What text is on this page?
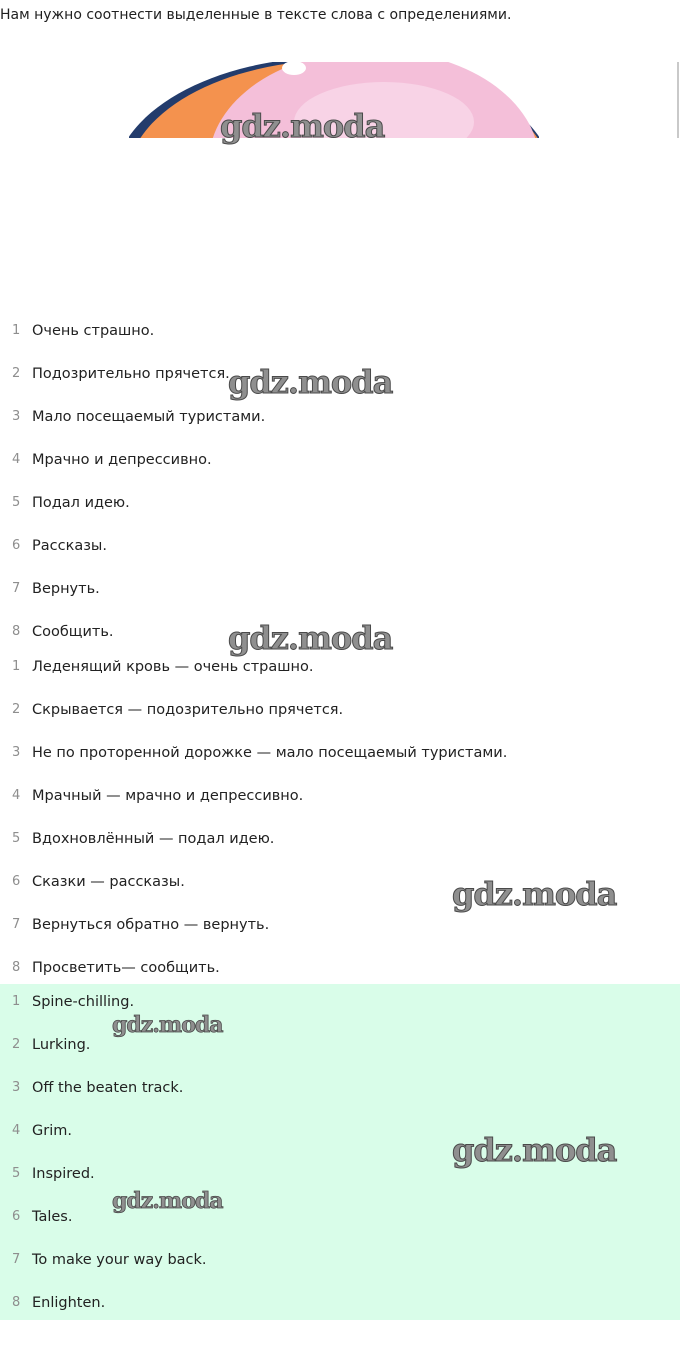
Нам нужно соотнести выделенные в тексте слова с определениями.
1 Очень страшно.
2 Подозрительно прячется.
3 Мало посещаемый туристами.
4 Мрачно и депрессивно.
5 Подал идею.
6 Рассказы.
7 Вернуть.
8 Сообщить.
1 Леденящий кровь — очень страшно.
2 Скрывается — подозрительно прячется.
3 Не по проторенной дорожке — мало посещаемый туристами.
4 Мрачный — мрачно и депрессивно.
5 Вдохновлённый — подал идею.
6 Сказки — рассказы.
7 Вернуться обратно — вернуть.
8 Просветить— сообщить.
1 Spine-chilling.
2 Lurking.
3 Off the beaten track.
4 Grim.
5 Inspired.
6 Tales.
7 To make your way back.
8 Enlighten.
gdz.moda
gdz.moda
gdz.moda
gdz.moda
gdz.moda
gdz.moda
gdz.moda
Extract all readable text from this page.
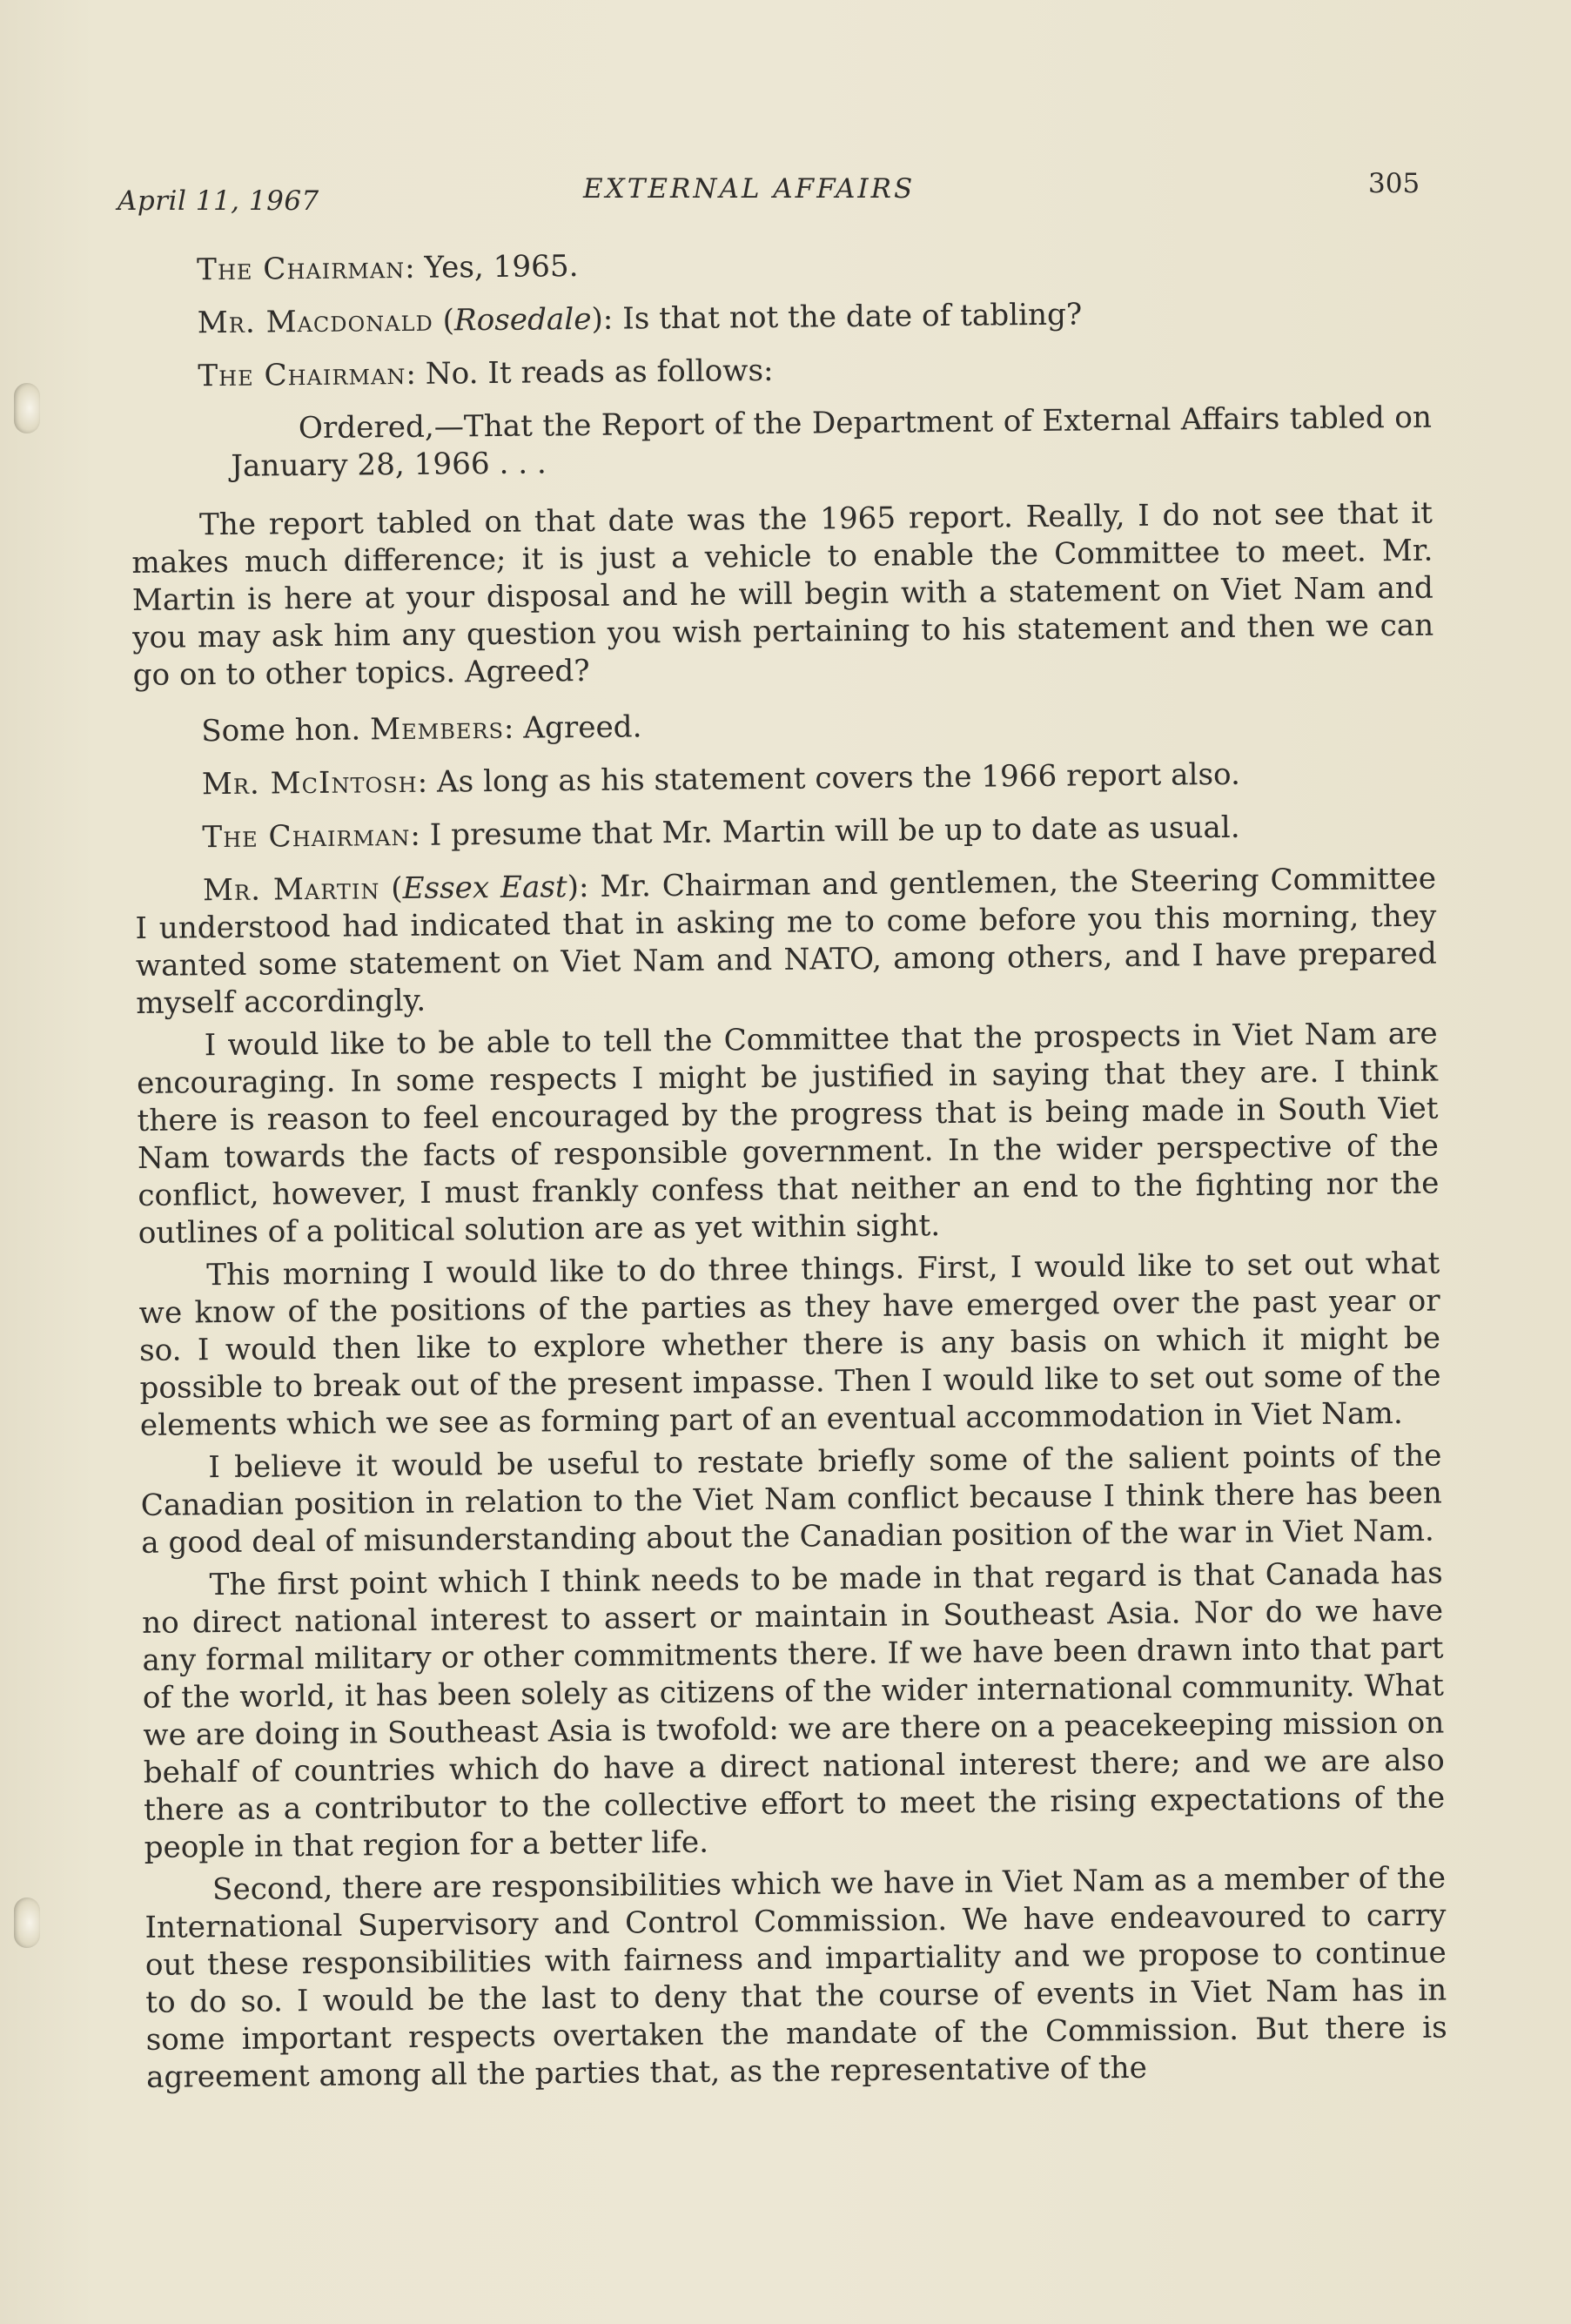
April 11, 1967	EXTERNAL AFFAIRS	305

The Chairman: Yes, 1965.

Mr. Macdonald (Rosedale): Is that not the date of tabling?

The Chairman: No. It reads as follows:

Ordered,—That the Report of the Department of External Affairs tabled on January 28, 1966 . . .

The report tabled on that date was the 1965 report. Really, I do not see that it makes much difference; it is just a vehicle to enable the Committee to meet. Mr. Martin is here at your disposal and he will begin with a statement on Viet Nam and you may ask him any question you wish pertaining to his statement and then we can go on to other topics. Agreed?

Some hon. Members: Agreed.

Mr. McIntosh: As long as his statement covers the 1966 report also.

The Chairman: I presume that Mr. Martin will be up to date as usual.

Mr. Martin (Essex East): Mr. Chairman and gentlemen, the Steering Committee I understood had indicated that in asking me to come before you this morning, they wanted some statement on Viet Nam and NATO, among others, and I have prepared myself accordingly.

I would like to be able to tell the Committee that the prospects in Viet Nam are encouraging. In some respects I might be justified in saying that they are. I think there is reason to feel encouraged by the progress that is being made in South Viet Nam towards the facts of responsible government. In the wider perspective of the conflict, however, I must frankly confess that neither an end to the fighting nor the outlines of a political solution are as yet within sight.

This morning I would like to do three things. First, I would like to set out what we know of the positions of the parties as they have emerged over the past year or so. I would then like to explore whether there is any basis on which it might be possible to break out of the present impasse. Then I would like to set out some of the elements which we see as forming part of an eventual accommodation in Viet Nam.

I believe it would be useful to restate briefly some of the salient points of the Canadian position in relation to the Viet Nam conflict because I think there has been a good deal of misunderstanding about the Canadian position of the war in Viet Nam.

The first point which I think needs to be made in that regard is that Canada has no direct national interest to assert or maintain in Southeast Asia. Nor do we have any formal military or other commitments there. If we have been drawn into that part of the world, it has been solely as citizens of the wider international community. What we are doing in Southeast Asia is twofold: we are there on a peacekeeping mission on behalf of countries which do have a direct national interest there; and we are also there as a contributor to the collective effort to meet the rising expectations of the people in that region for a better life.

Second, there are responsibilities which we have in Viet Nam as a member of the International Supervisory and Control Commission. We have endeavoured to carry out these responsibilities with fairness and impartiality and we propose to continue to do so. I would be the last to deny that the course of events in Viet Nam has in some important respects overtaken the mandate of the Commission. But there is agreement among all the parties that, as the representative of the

:::::

> _What you should do_: The data should be printed again unchanged; leave its pictures out.

> _Full output_:
What text is on this page?
Нам нужно соотнести выделенные в тексте слова с определениями.
1 Очень страшно.
2 Подозрительно прячется.
3 Мало посещаемый туристами.
4 Мрачно и депрессивно.
5 Подал идею.
6 Рассказы.
7 Вернуть.
8 Сообщить.
1 Леденящий кровь — очень страшно.
2 Скрывается — подозрительно прячется.
3 Не по проторенной дорожке — мало посещаемый туристами.
4 Мрачный — мрачно и депрессивно.
5 Вдохновлённый — подал идею.
6 Сказки — рассказы.
7 Вернуться обратно — вернуть.
8 Просветить— сообщить.
1 Spine-chilling.
2 Lurking.
3 Off the beaten track.
4 Grim.
5 Inspired.
6 Tales.
7 To make your way back.
8 Enlighten.
gdz.moda
gdz.moda
gdz.moda
gdz.moda
gdz.moda
gdz.moda
gdz.moda
Extract all readable text from this page.
April 11, 1967	EXTERNAL AFFAIRS	305

The Chairman: Yes, 1965.

Mr. Macdonald (Rosedale): Is that not the date of tabling?

The Chairman: No. It reads as follows:

Ordered,—That the Report of the Department of External Affairs tabled on January 28, 1966 . . .

The report tabled on that date was the 1965 report. Really, I do not see that it makes much difference; it is just a vehicle to enable the Committee to meet. Mr. Martin is here at your disposal and he will begin with a statement on Viet Nam and you may ask him any question you wish pertaining to his statement and then we can go on to other topics. Agreed?

Some hon. Members: Agreed.

Mr. McIntosh: As long as his statement covers the 1966 report also.

The Chairman: I presume that Mr. Martin will be up to date as usual.

Mr. Martin (Essex East): Mr. Chairman and gentlemen, the Steering Committee I understood had indicated that in asking me to come before you this morning, they wanted some statement on Viet Nam and NATO, among others, and I have prepared myself accordingly.

I would like to be able to tell the Committee that the prospects in Viet Nam are encouraging. In some respects I might be justified in saying that they are. I think there is reason to feel encouraged by the progress that is being made in South Viet Nam towards the facts of responsible government. In the wider perspective of the conflict, however, I must frankly confess that neither an end to the fighting nor the outlines of a political solution are as yet within sight.

This morning I would like to do three things. First, I would like to set out what we know of the positions of the parties as they have emerged over the past year or so. I would then like to explore whether there is any basis on which it might be possible to break out of the present impasse. Then I would like to set out some of the elements which we see as forming part of an eventual accommodation in Viet Nam.

I believe it would be useful to restate briefly some of the salient points of the Canadian position in relation to the Viet Nam conflict because I think there has been a good deal of misunderstanding about the Canadian position of the war in Viet Nam.

The first point which I think needs to be made in that regard is that Canada has no direct national interest to assert or maintain in Southeast Asia. Nor do we have any formal military or other commitments there. If we have been drawn into that part of the world, it has been solely as citizens of the wider international community. What we are doing in Southeast Asia is twofold: we are there on a peacekeeping mission on behalf of countries which do have a direct national interest there; and we are also there as a contributor to the collective effort to meet the rising expectations of the people in that region for a better life.

Second, there are responsibilities which we have in Viet Nam as a member of the International Supervisory and Control Commission. We have endeavoured to carry out these responsibilities with fairness and impartiality and we propose to continue to do so. I would be the last to deny that the course of events in Viet Nam has in some important respects overtaken the mandate of the Commission. But there is agreement among all the parties that, as the representative of the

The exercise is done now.